— start of PROVIDED DATA —

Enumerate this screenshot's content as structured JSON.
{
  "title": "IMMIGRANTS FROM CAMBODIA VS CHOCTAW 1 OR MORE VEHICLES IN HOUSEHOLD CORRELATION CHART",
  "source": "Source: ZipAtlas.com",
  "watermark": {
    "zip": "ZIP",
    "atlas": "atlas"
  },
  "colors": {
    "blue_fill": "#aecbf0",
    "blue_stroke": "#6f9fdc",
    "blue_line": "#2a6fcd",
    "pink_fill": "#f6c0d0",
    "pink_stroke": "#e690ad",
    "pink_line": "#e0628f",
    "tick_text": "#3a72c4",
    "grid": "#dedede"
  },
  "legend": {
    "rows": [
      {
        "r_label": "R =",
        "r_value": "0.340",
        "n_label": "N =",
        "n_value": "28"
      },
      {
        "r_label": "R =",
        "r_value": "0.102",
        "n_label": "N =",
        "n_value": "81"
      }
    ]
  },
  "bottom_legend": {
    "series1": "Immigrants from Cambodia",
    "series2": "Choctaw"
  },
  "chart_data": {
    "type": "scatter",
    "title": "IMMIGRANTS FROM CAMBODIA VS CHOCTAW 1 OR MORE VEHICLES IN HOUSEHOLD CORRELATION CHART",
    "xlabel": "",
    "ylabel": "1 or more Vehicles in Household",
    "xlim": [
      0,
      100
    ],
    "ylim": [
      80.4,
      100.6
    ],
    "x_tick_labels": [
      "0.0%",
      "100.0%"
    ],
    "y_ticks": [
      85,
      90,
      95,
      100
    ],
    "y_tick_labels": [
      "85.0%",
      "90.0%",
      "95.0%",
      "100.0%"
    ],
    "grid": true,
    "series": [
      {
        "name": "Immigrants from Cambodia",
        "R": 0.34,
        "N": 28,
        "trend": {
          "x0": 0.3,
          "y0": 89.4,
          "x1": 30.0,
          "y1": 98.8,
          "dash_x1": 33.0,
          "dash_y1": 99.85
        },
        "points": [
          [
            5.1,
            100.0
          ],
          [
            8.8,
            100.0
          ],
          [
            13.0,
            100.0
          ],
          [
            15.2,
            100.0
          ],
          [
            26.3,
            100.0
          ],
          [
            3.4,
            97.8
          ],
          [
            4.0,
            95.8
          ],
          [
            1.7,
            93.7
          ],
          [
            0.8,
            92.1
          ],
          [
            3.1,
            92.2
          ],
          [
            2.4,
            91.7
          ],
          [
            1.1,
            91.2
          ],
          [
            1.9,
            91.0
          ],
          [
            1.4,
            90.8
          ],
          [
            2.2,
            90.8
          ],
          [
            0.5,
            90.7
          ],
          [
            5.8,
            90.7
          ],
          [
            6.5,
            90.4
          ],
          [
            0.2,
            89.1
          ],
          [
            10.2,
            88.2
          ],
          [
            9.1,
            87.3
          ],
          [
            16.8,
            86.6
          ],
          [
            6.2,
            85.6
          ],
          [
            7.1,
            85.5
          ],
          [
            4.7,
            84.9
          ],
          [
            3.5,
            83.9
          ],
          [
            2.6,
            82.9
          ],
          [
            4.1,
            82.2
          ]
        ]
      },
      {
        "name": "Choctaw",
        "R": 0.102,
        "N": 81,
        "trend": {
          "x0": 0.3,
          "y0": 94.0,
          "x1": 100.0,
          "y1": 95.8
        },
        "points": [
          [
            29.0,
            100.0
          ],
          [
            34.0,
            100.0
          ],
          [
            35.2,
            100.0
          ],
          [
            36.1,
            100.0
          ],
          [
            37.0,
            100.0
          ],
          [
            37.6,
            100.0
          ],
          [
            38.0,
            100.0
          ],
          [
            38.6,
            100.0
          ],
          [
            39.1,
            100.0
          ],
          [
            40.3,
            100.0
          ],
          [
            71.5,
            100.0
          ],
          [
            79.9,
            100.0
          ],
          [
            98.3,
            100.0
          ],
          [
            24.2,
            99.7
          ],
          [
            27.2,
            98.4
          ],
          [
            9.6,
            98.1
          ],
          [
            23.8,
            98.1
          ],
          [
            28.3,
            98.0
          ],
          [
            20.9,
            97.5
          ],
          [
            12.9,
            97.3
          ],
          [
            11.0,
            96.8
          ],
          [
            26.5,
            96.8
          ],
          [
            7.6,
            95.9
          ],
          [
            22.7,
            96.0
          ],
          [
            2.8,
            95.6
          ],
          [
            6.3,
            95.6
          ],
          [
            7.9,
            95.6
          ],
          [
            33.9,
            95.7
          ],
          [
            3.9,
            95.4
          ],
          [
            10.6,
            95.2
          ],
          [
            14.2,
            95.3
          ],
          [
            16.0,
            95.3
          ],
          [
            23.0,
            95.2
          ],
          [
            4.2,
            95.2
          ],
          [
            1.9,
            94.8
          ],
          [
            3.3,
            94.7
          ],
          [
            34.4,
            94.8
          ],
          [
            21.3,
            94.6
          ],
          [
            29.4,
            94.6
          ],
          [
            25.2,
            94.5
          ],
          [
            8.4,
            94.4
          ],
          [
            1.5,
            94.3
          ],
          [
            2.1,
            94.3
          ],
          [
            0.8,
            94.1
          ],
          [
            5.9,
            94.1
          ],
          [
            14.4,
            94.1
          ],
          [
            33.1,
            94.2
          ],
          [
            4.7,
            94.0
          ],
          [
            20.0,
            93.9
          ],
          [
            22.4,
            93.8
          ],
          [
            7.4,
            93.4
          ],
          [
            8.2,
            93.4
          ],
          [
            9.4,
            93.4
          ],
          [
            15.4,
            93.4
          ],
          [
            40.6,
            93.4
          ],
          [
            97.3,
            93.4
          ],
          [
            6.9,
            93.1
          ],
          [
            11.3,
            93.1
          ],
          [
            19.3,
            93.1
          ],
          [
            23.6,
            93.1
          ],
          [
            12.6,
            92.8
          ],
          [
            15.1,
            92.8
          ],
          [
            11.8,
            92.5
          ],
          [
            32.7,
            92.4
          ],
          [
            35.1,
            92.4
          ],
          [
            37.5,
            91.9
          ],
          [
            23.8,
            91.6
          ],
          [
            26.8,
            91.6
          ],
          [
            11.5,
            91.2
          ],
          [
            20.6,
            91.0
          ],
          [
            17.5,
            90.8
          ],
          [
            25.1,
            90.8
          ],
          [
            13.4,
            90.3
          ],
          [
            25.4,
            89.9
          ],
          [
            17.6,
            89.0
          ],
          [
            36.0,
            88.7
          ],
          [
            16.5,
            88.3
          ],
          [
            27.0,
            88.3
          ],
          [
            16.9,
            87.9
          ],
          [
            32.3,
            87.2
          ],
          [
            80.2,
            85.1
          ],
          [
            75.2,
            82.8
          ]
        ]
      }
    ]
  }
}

— end of PROVIDED DATA —

CHALLENGE -> From the first line to the last, please quote the material above exactly.

REPLY ->
Enumerate this screenshot's content as structured JSON.
{
  "title": "IMMIGRANTS FROM CAMBODIA VS CHOCTAW 1 OR MORE VEHICLES IN HOUSEHOLD CORRELATION CHART",
  "source": "Source: ZipAtlas.com",
  "watermark": {
    "zip": "ZIP",
    "atlas": "atlas"
  },
  "colors": {
    "blue_fill": "#aecbf0",
    "blue_stroke": "#6f9fdc",
    "blue_line": "#2a6fcd",
    "pink_fill": "#f6c0d0",
    "pink_stroke": "#e690ad",
    "pink_line": "#e0628f",
    "tick_text": "#3a72c4",
    "grid": "#dedede"
  },
  "legend": {
    "rows": [
      {
        "r_label": "R =",
        "r_value": "0.340",
        "n_label": "N =",
        "n_value": "28"
      },
      {
        "r_label": "R =",
        "r_value": "0.102",
        "n_label": "N =",
        "n_value": "81"
      }
    ]
  },
  "bottom_legend": {
    "series1": "Immigrants from Cambodia",
    "series2": "Choctaw"
  },
  "chart_data": {
    "type": "scatter",
    "title": "IMMIGRANTS FROM CAMBODIA VS CHOCTAW 1 OR MORE VEHICLES IN HOUSEHOLD CORRELATION CHART",
    "xlabel": "",
    "ylabel": "1 or more Vehicles in Household",
    "xlim": [
      0,
      100
    ],
    "ylim": [
      80.4,
      100.6
    ],
    "x_tick_labels": [
      "0.0%",
      "100.0%"
    ],
    "y_ticks": [
      85,
      90,
      95,
      100
    ],
    "y_tick_labels": [
      "85.0%",
      "90.0%",
      "95.0%",
      "100.0%"
    ],
    "grid": true,
    "series": [
      {
        "name": "Immigrants from Cambodia",
        "R": 0.34,
        "N": 28,
        "trend": {
          "x0": 0.3,
          "y0": 89.4,
          "x1": 30.0,
          "y1": 98.8,
          "dash_x1": 33.0,
          "dash_y1": 99.85
        },
        "points": [
          [
            5.1,
            100.0
          ],
          [
            8.8,
            100.0
          ],
          [
            13.0,
            100.0
          ],
          [
            15.2,
            100.0
          ],
          [
            26.3,
            100.0
          ],
          [
            3.4,
            97.8
          ],
          [
            4.0,
            95.8
          ],
          [
            1.7,
            93.7
          ],
          [
            0.8,
            92.1
          ],
          [
            3.1,
            92.2
          ],
          [
            2.4,
            91.7
          ],
          [
            1.1,
            91.2
          ],
          [
            1.9,
            91.0
          ],
          [
            1.4,
            90.8
          ],
          [
            2.2,
            90.8
          ],
          [
            0.5,
            90.7
          ],
          [
            5.8,
            90.7
          ],
          [
            6.5,
            90.4
          ],
          [
            0.2,
            89.1
          ],
          [
            10.2,
            88.2
          ],
          [
            9.1,
            87.3
          ],
          [
            16.8,
            86.6
          ],
          [
            6.2,
            85.6
          ],
          [
            7.1,
            85.5
          ],
          [
            4.7,
            84.9
          ],
          [
            3.5,
            83.9
          ],
          [
            2.6,
            82.9
          ],
          [
            4.1,
            82.2
          ]
        ]
      },
      {
        "name": "Choctaw",
        "R": 0.102,
        "N": 81,
        "trend": {
          "x0": 0.3,
          "y0": 94.0,
          "x1": 100.0,
          "y1": 95.8
        },
        "points": [
          [
            29.0,
            100.0
          ],
          [
            34.0,
            100.0
          ],
          [
            35.2,
            100.0
          ],
          [
            36.1,
            100.0
          ],
          [
            37.0,
            100.0
          ],
          [
            37.6,
            100.0
          ],
          [
            38.0,
            100.0
          ],
          [
            38.6,
            100.0
          ],
          [
            39.1,
            100.0
          ],
          [
            40.3,
            100.0
          ],
          [
            71.5,
            100.0
          ],
          [
            79.9,
            100.0
          ],
          [
            98.3,
            100.0
          ],
          [
            24.2,
            99.7
          ],
          [
            27.2,
            98.4
          ],
          [
            9.6,
            98.1
          ],
          [
            23.8,
            98.1
          ],
          [
            28.3,
            98.0
          ],
          [
            20.9,
            97.5
          ],
          [
            12.9,
            97.3
          ],
          [
            11.0,
            96.8
          ],
          [
            26.5,
            96.8
          ],
          [
            7.6,
            95.9
          ],
          [
            22.7,
            96.0
          ],
          [
            2.8,
            95.6
          ],
          [
            6.3,
            95.6
          ],
          [
            7.9,
            95.6
          ],
          [
            33.9,
            95.7
          ],
          [
            3.9,
            95.4
          ],
          [
            10.6,
            95.2
          ],
          [
            14.2,
            95.3
          ],
          [
            16.0,
            95.3
          ],
          [
            23.0,
            95.2
          ],
          [
            4.2,
            95.2
          ],
          [
            1.9,
            94.8
          ],
          [
            3.3,
            94.7
          ],
          [
            34.4,
            94.8
          ],
          [
            21.3,
            94.6
          ],
          [
            29.4,
            94.6
          ],
          [
            25.2,
            94.5
          ],
          [
            8.4,
            94.4
          ],
          [
            1.5,
            94.3
          ],
          [
            2.1,
            94.3
          ],
          [
            0.8,
            94.1
          ],
          [
            5.9,
            94.1
          ],
          [
            14.4,
            94.1
          ],
          [
            33.1,
            94.2
          ],
          [
            4.7,
            94.0
          ],
          [
            20.0,
            93.9
          ],
          [
            22.4,
            93.8
          ],
          [
            7.4,
            93.4
          ],
          [
            8.2,
            93.4
          ],
          [
            9.4,
            93.4
          ],
          [
            15.4,
            93.4
          ],
          [
            40.6,
            93.4
          ],
          [
            97.3,
            93.4
          ],
          [
            6.9,
            93.1
          ],
          [
            11.3,
            93.1
          ],
          [
            19.3,
            93.1
          ],
          [
            23.6,
            93.1
          ],
          [
            12.6,
            92.8
          ],
          [
            15.1,
            92.8
          ],
          [
            11.8,
            92.5
          ],
          [
            32.7,
            92.4
          ],
          [
            35.1,
            92.4
          ],
          [
            37.5,
            91.9
          ],
          [
            23.8,
            91.6
          ],
          [
            26.8,
            91.6
          ],
          [
            11.5,
            91.2
          ],
          [
            20.6,
            91.0
          ],
          [
            17.5,
            90.8
          ],
          [
            25.1,
            90.8
          ],
          [
            13.4,
            90.3
          ],
          [
            25.4,
            89.9
          ],
          [
            17.6,
            89.0
          ],
          [
            36.0,
            88.7
          ],
          [
            16.5,
            88.3
          ],
          [
            27.0,
            88.3
          ],
          [
            16.9,
            87.9
          ],
          [
            32.3,
            87.2
          ],
          [
            80.2,
            85.1
          ],
          [
            75.2,
            82.8
          ]
        ]
      }
    ]
  }
}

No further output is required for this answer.